:: Dataset content ::

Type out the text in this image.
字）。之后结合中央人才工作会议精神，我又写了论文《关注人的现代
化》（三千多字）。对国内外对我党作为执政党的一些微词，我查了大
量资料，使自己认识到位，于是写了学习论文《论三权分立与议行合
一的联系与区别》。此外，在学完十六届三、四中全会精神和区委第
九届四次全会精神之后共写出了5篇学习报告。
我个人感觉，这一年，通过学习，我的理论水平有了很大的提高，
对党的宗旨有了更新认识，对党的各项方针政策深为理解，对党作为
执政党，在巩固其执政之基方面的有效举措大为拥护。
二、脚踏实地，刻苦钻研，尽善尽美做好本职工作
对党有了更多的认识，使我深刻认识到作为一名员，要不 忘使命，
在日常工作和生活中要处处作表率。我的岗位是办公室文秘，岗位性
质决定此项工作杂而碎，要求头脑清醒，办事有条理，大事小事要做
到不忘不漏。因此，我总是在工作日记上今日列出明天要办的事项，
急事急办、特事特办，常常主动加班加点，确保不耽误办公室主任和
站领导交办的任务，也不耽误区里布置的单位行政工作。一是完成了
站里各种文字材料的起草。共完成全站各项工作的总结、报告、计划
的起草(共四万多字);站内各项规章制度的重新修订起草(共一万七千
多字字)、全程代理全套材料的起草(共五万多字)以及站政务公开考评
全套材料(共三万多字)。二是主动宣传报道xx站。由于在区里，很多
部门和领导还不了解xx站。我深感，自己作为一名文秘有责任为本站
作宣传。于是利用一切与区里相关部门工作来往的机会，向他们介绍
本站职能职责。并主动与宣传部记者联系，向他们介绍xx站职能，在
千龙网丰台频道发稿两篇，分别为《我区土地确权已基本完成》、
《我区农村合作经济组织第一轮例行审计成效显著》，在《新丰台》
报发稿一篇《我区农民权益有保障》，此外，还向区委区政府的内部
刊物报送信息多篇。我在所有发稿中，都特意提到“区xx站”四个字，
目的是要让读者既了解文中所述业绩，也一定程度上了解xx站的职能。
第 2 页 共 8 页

:::

Exercise
Return every entry verbatim.

Result for this task
Type out the text in this image.
字）。之后结合中央人才工作会议精神，我又写了论文《关注人的现代
化》（三千多字）。对国内外对我党作为执政党的一些微词，我查了大
量资料，使自己认识到位，于是写了学习论文《论三权分立与议行合
一的联系与区别》。此外，在学完十六届三、四中全会精神和区委第
九届四次全会精神之后共写出了5篇学习报告。
我个人感觉，这一年，通过学习，我的理论水平有了很大的提高，
对党的宗旨有了更新认识，对党的各项方针政策深为理解，对党作为
执政党，在巩固其执政之基方面的有效举措大为拥护。
二、脚踏实地，刻苦钻研，尽善尽美做好本职工作
对党有了更多的认识，使我深刻认识到作为一名员，要不 忘使命，
在日常工作和生活中要处处作表率。我的岗位是办公室文秘，岗位性
质决定此项工作杂而碎，要求头脑清醒，办事有条理，大事小事要做
到不忘不漏。因此，我总是在工作日记上今日列出明天要办的事项，
急事急办、特事特办，常常主动加班加点，确保不耽误办公室主任和
站领导交办的任务，也不耽误区里布置的单位行政工作。一是完成了
站里各种文字材料的起草。共完成全站各项工作的总结、报告、计划
的起草(共四万多字);站内各项规章制度的重新修订起草(共一万七千
多字字)、全程代理全套材料的起草(共五万多字)以及站政务公开考评
全套材料(共三万多字)。二是主动宣传报道xx站。由于在区里，很多
部门和领导还不了解xx站。我深感，自己作为一名文秘有责任为本站
作宣传。于是利用一切与区里相关部门工作来往的机会，向他们介绍
本站职能职责。并主动与宣传部记者联系，向他们介绍xx站职能，在
千龙网丰台频道发稿两篇，分别为《我区土地确权已基本完成》、
《我区农村合作经济组织第一轮例行审计成效显著》，在《新丰台》
报发稿一篇《我区农民权益有保障》，此外，还向区委区政府的内部
刊物报送信息多篇。我在所有发稿中，都特意提到“区xx站”四个字，
目的是要让读者既了解文中所述业绩，也一定程度上了解xx站的职能。
第 2 页 共 8 页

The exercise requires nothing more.